Description of the task: Return all lines with the word "Have" in them.

Records provided:
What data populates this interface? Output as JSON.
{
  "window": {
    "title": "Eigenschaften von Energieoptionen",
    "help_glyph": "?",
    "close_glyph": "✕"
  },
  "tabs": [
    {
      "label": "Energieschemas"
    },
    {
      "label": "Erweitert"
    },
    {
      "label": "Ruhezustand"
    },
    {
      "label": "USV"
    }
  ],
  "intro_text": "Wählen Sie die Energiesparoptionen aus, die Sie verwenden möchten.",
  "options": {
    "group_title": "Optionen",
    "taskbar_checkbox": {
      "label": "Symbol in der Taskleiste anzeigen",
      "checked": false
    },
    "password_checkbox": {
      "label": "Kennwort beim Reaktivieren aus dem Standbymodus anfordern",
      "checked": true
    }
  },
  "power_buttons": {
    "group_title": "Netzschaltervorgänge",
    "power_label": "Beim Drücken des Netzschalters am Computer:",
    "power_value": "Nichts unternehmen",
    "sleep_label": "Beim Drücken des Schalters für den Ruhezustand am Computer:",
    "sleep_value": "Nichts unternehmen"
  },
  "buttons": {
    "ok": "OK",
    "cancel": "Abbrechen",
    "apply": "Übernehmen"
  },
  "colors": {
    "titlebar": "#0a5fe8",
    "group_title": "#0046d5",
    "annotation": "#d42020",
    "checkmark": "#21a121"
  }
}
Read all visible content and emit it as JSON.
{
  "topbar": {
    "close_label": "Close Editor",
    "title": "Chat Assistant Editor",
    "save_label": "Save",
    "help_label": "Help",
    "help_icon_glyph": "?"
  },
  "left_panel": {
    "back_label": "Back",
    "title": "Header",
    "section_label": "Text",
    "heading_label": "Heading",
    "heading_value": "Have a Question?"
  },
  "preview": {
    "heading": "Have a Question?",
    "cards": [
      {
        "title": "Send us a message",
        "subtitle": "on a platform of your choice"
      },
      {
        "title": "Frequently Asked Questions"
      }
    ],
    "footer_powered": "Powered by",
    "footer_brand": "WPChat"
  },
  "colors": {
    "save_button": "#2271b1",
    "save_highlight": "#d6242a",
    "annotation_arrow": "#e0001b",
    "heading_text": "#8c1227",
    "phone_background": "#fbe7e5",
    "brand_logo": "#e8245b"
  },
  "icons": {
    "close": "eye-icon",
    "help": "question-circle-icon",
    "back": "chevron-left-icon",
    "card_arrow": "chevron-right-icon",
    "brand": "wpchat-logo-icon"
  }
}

Expected answer:
    "heading_value": "Have a Question?"
    "heading": "Have a Question?",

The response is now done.